**Written problem:**
Scan the data beneath this task and copy each line that includes "Edit".

[START OF Dataset records]

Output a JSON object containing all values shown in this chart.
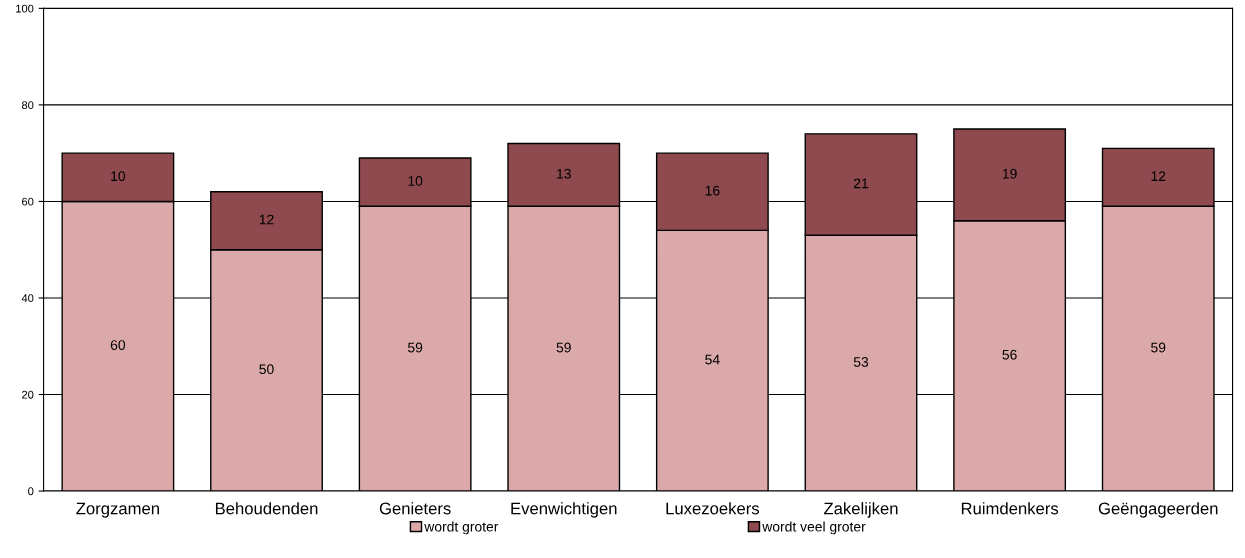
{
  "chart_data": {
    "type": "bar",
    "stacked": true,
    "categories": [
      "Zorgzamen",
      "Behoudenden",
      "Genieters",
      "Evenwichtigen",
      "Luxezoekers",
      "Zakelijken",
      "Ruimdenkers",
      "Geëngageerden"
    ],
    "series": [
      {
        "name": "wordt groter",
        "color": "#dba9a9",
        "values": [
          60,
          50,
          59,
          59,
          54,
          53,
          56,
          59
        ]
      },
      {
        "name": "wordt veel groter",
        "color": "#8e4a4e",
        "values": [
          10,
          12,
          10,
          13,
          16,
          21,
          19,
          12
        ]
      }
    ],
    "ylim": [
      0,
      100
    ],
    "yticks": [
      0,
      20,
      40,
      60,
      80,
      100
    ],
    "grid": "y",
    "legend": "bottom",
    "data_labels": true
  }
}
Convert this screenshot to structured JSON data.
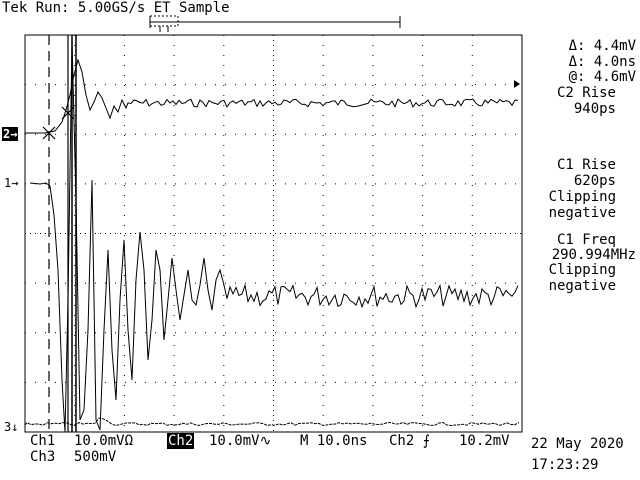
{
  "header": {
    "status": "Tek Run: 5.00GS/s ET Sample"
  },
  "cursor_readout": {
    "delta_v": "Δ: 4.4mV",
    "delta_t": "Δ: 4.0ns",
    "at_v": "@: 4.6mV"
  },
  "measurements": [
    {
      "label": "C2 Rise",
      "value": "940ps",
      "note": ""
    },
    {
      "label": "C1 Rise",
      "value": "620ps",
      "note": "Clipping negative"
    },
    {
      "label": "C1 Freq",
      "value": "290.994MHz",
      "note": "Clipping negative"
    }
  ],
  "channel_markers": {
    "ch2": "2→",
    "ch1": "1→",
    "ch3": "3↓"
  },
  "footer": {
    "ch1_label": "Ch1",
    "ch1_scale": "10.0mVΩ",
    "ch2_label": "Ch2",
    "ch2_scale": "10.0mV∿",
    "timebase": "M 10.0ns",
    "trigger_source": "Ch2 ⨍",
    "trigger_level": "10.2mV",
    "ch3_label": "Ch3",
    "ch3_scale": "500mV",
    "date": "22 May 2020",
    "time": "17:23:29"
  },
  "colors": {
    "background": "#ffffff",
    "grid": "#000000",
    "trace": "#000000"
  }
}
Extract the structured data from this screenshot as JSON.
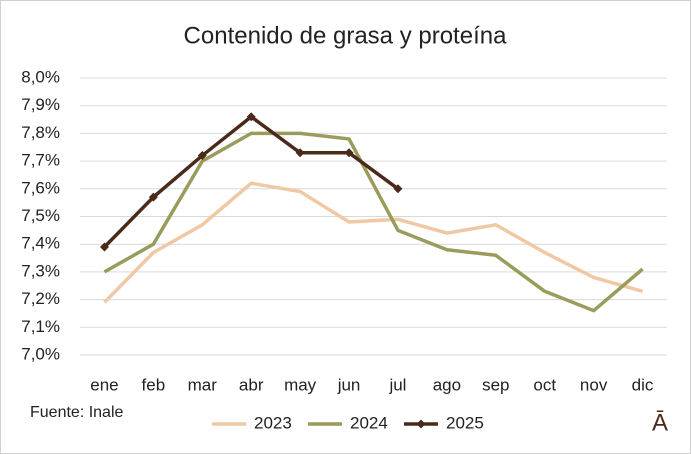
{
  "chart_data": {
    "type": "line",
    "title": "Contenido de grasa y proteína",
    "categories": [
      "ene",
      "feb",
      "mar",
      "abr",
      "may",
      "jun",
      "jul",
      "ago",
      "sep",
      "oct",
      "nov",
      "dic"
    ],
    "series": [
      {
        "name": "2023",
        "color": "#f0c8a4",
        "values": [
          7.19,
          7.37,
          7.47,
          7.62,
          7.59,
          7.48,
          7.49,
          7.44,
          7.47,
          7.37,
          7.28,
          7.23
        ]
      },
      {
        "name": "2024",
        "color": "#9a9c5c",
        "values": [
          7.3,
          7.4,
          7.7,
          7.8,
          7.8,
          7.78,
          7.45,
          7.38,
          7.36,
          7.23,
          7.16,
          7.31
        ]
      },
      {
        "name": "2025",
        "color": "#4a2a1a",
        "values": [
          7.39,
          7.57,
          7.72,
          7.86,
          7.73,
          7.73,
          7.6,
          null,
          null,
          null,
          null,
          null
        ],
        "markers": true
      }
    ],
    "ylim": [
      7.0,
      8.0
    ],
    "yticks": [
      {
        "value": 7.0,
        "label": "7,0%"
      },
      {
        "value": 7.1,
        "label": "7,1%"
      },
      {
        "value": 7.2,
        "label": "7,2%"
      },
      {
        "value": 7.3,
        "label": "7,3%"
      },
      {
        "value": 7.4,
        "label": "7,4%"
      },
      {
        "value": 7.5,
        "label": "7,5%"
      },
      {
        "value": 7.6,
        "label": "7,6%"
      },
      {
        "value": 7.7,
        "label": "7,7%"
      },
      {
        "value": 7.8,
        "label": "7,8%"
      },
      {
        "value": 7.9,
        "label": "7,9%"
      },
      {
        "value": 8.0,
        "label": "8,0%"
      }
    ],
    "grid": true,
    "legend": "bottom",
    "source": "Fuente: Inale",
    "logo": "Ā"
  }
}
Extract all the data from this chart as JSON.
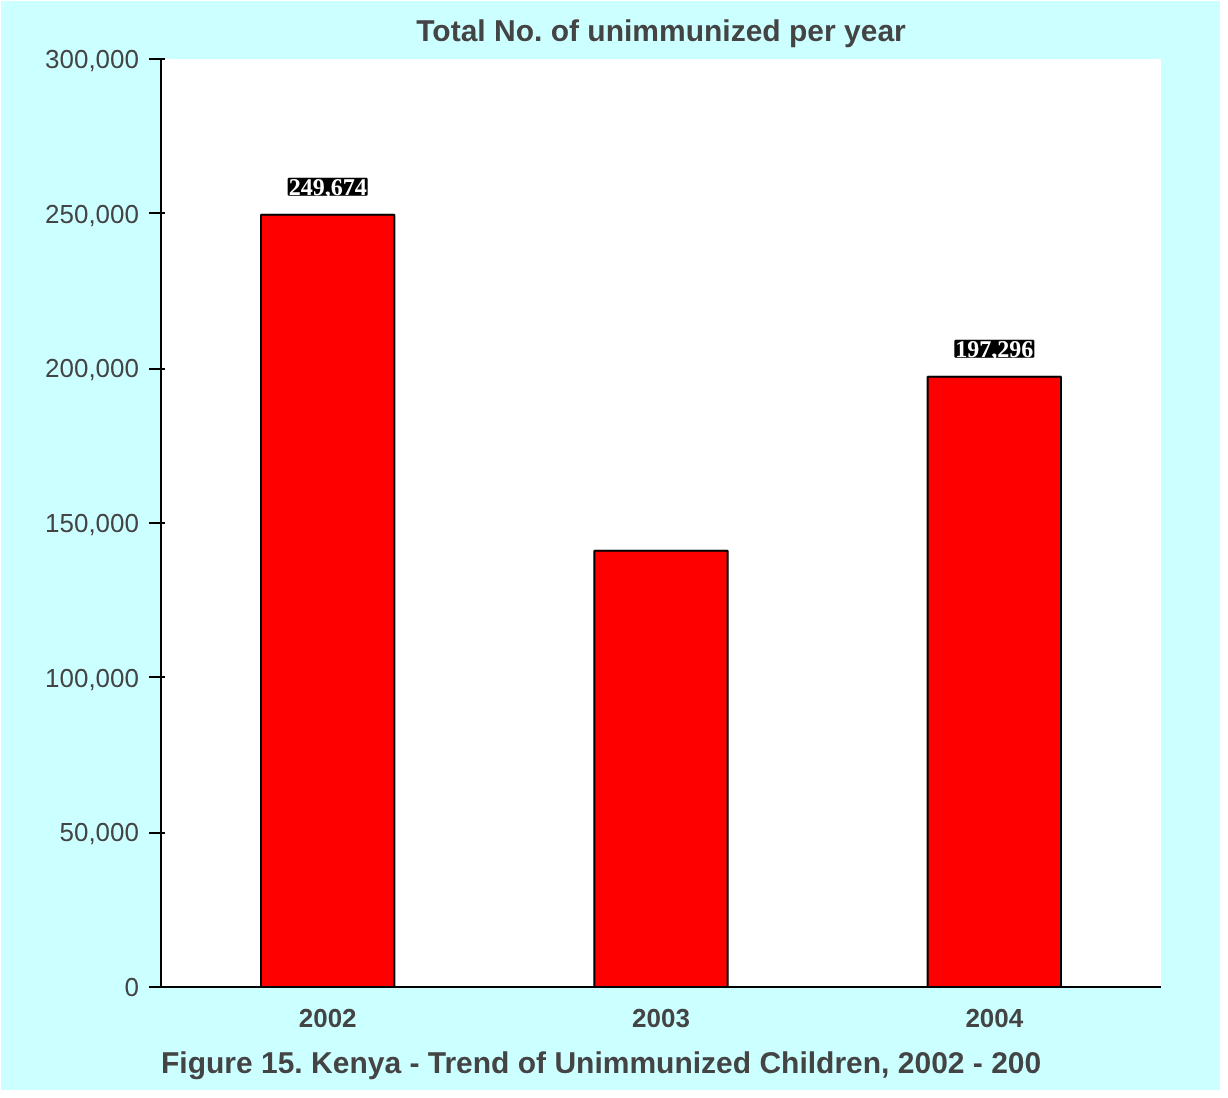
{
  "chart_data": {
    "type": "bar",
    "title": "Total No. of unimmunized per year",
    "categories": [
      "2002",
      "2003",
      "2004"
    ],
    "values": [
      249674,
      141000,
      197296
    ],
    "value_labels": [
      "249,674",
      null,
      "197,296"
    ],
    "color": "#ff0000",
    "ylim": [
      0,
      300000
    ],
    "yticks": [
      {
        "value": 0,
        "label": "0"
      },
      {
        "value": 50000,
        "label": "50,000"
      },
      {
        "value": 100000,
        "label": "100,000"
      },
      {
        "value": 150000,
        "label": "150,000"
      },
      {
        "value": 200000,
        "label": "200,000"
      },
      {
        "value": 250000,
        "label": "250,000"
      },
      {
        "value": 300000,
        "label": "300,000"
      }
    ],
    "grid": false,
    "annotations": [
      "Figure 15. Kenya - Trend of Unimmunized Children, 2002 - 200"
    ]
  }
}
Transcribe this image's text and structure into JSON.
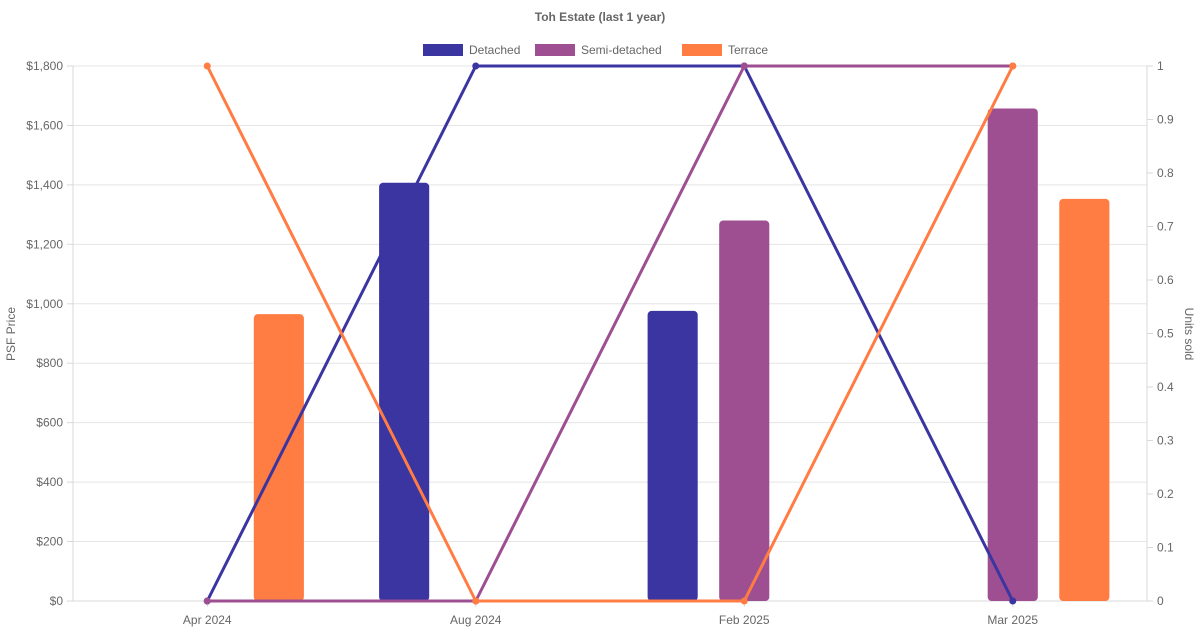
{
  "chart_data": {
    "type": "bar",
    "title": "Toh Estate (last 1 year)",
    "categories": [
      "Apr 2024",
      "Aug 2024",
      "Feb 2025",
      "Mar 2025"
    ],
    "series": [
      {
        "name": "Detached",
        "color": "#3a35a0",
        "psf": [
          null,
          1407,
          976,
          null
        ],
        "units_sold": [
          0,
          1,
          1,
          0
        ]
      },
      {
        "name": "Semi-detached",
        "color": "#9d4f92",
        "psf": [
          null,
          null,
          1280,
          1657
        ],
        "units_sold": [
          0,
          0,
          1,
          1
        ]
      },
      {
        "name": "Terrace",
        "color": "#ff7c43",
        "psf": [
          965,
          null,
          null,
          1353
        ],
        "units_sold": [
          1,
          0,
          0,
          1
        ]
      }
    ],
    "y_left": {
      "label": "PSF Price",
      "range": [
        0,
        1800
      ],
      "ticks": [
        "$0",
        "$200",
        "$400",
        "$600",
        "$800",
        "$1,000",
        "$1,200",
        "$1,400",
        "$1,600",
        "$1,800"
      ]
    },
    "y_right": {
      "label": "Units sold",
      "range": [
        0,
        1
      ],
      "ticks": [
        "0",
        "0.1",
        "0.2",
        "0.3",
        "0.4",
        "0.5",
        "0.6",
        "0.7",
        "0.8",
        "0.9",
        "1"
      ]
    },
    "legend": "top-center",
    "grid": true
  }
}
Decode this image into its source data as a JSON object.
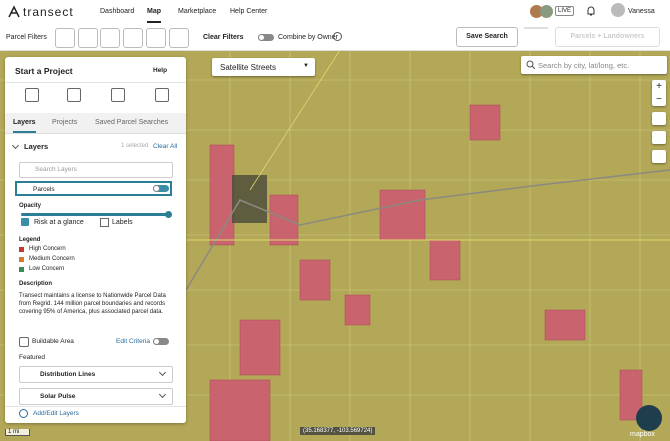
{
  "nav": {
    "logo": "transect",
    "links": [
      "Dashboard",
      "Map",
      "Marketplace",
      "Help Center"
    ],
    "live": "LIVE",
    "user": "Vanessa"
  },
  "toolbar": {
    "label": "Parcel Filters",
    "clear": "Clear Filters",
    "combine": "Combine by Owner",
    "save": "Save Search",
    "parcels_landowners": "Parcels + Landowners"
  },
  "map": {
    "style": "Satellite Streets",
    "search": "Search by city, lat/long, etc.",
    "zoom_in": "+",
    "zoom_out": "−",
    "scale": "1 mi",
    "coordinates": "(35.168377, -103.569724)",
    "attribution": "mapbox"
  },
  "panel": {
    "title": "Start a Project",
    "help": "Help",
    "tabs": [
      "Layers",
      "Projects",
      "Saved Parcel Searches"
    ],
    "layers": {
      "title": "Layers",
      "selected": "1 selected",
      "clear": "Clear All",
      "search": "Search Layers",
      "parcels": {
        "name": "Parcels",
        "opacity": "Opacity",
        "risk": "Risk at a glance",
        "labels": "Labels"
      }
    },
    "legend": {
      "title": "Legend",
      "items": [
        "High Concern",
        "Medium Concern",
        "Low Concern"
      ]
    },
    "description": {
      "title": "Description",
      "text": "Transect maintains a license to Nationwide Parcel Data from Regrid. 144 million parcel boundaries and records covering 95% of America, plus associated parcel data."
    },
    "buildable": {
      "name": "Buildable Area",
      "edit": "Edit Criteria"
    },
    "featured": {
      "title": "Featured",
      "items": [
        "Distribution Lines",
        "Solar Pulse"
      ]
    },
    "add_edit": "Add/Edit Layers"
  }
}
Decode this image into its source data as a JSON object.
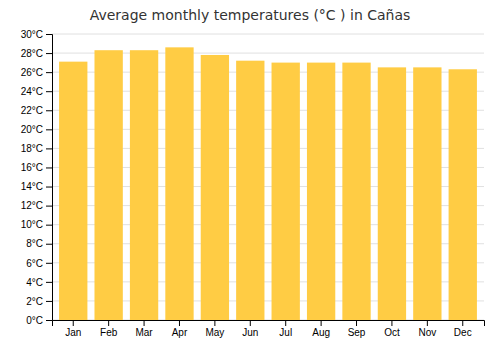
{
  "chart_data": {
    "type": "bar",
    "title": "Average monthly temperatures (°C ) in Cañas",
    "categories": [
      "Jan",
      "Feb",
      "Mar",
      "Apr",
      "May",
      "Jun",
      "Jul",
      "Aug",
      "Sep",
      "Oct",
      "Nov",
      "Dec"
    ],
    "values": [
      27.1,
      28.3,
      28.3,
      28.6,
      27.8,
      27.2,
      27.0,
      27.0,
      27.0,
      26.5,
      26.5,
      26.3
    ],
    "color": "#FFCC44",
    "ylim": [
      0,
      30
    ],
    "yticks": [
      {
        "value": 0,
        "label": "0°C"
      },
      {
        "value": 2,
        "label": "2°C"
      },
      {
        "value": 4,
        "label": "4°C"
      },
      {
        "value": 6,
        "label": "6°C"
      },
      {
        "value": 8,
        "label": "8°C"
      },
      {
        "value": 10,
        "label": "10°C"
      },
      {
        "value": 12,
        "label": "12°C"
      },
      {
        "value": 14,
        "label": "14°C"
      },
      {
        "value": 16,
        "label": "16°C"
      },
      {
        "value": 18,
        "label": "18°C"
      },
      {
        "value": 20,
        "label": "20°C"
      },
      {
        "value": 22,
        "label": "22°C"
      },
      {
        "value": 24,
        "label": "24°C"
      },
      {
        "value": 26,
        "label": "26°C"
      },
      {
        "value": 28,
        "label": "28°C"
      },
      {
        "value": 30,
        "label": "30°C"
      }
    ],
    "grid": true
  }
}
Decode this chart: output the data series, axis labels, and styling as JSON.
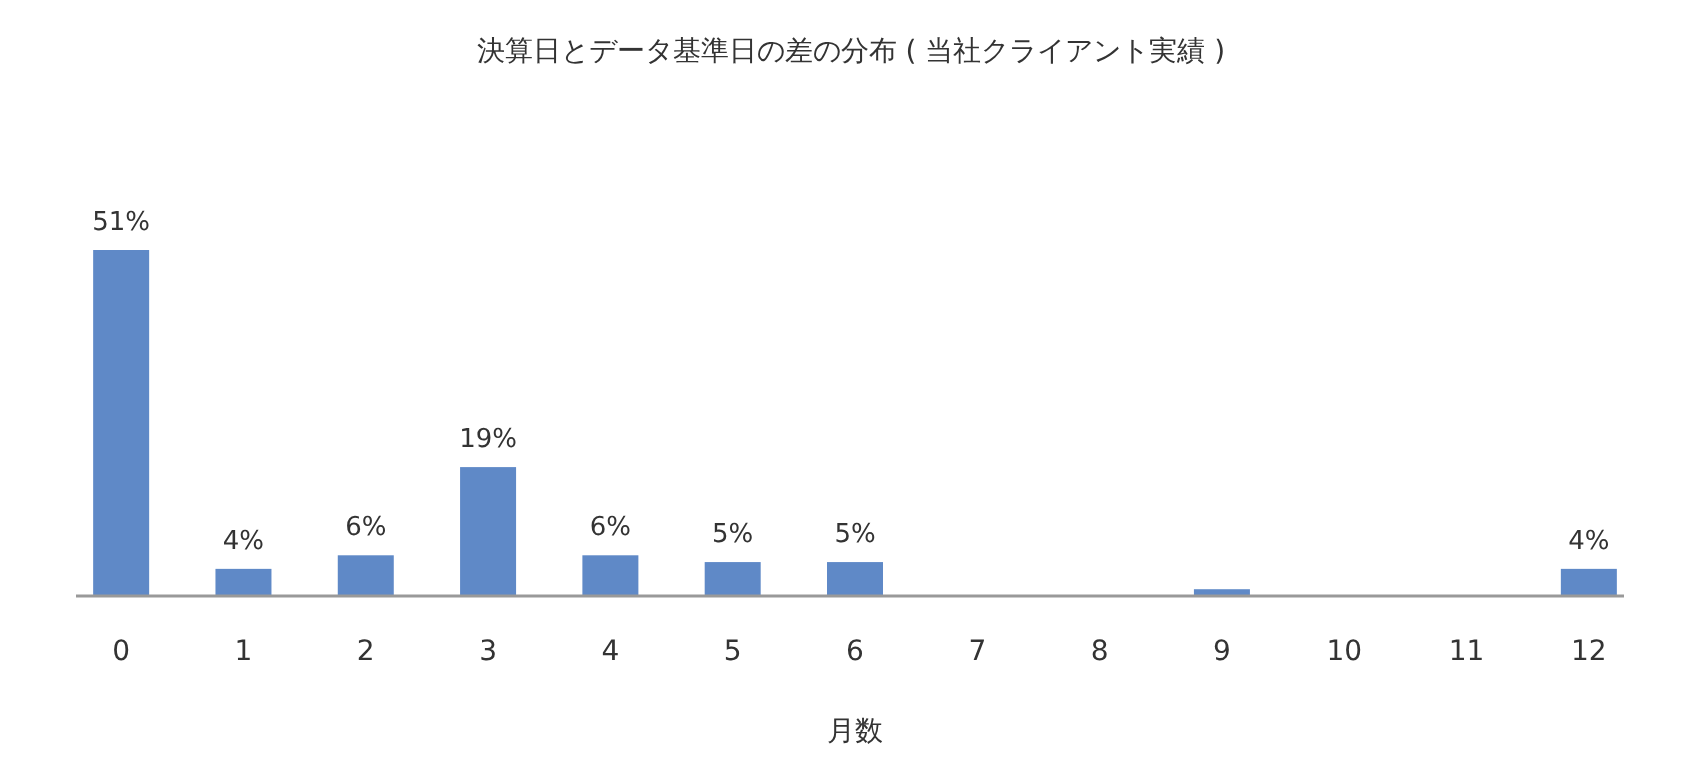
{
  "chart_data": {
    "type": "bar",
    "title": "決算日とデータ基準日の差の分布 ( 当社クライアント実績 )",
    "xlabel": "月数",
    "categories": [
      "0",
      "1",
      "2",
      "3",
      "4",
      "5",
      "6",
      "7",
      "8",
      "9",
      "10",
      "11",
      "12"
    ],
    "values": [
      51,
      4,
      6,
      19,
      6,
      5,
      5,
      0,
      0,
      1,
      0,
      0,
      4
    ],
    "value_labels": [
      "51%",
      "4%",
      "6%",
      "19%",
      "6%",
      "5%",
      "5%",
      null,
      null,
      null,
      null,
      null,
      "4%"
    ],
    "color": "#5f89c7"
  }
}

[END OF Dataset records]

**Task answer:**
      "edit": "Edit Criteria"
    "add_edit": "Add/Edit Layers"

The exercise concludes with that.